> _What is expected_:
Restate the records in their entirety, word for word.

> _Material shown_:
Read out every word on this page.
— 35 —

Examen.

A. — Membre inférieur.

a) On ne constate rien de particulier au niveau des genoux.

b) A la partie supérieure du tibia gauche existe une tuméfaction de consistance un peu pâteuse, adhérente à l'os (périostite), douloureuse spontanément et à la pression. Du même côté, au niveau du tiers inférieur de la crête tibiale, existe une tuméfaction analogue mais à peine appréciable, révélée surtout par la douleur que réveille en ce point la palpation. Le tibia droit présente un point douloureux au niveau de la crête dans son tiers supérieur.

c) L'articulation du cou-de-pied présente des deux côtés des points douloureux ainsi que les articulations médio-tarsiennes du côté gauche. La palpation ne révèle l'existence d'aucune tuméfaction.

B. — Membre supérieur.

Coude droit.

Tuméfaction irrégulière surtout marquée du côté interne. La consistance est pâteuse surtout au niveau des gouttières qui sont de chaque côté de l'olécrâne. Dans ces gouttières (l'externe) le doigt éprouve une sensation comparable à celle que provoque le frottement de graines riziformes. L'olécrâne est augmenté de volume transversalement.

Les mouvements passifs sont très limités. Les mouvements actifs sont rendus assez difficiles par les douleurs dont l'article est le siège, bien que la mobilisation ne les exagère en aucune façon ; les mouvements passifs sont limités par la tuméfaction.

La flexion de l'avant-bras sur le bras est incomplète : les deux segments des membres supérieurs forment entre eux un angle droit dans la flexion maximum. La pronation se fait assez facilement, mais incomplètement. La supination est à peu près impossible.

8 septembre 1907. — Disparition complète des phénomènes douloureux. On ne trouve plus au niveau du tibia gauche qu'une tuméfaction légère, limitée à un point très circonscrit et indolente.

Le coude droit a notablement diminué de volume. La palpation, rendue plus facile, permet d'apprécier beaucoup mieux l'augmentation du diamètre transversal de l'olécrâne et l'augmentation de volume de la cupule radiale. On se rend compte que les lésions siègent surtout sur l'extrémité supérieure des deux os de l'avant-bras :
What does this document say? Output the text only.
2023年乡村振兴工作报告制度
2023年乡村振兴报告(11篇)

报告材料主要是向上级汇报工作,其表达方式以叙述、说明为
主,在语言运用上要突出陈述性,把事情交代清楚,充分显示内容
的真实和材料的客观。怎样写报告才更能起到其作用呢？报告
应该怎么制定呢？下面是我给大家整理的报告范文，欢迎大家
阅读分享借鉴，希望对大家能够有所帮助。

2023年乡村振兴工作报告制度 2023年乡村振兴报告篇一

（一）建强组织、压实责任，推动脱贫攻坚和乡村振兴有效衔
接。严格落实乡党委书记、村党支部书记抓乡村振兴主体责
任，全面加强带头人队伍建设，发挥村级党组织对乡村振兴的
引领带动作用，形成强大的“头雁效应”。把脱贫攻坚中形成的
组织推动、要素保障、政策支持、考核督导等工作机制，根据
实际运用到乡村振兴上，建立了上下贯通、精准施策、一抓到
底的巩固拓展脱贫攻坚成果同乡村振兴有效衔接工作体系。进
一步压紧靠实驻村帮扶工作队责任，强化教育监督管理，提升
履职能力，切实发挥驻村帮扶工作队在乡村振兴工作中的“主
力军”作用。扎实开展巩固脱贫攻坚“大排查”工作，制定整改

> _Task solution_:
Read out every word on this page.
— 35 —

Examen.

A. — Membre inférieur.

a) On ne constate rien de particulier au niveau des genoux.

b) A la partie supérieure du tibia gauche existe une tuméfaction de consistance un peu pâteuse, adhérente à l'os (périostite), douloureuse spontanément et à la pression. Du même côté, au niveau du tiers inférieur de la crête tibiale, existe une tuméfaction analogue mais à peine appréciable, révélée surtout par la douleur que réveille en ce point la palpation. Le tibia droit présente un point douloureux au niveau de la crête dans son tiers supérieur.

c) L'articulation du cou-de-pied présente des deux côtés des points douloureux ainsi que les articulations médio-tarsiennes du côté gauche. La palpation ne révèle l'existence d'aucune tuméfaction.

B. — Membre supérieur.

Coude droit.

Tuméfaction irrégulière surtout marquée du côté interne. La consistance est pâteuse surtout au niveau des gouttières qui sont de chaque côté de l'olécrâne. Dans ces gouttières (l'externe) le doigt éprouve une sensation comparable à celle que provoque le frottement de graines riziformes. L'olécrâne est augmenté de volume transversalement.

Les mouvements passifs sont très limités. Les mouvements actifs sont rendus assez difficiles par les douleurs dont l'article est le siège, bien que la mobilisation ne les exagère en aucune façon ; les mouvements passifs sont limités par la tuméfaction.

La flexion de l'avant-bras sur le bras est incomplète : les deux segments des membres supérieurs forment entre eux un angle droit dans la flexion maximum. La pronation se fait assez facilement, mais incomplètement. La supination est à peu près impossible.

8 septembre 1907. — Disparition complète des phénomènes douloureux. On ne trouve plus au niveau du tibia gauche qu'une tuméfaction légère, limitée à un point très circonscrit et indolente.

Le coude droit a notablement diminué de volume. La palpation, rendue plus facile, permet d'apprécier beaucoup mieux l'augmentation du diamètre transversal de l'olécrâne et l'augmentation de volume de la cupule radiale. On se rend compte que les lésions siègent surtout sur l'extrémité supérieure des deux os de l'avant-bras :
What does this document say? Output the text only.
2023年乡村振兴工作报告制度
2023年乡村振兴报告(11篇)

报告材料主要是向上级汇报工作,其表达方式以叙述、说明为
主,在语言运用上要突出陈述性,把事情交代清楚,充分显示内容
的真实和材料的客观。怎样写报告才更能起到其作用呢？报告
应该怎么制定呢？下面是我给大家整理的报告范文，欢迎大家
阅读分享借鉴，希望对大家能够有所帮助。

2023年乡村振兴工作报告制度 2023年乡村振兴报告篇一

（一）建强组织、压实责任，推动脱贫攻坚和乡村振兴有效衔
接。严格落实乡党委书记、村党支部书记抓乡村振兴主体责
任，全面加强带头人队伍建设，发挥村级党组织对乡村振兴的
引领带动作用，形成强大的“头雁效应”。把脱贫攻坚中形成的
组织推动、要素保障、政策支持、考核督导等工作机制，根据
实际运用到乡村振兴上，建立了上下贯通、精准施策、一抓到
底的巩固拓展脱贫攻坚成果同乡村振兴有效衔接工作体系。进
一步压紧靠实驻村帮扶工作队责任，强化教育监督管理，提升
履职能力，切实发挥驻村帮扶工作队在乡村振兴工作中的“主
力军”作用。扎实开展巩固脱贫攻坚“大排查”工作，制定整改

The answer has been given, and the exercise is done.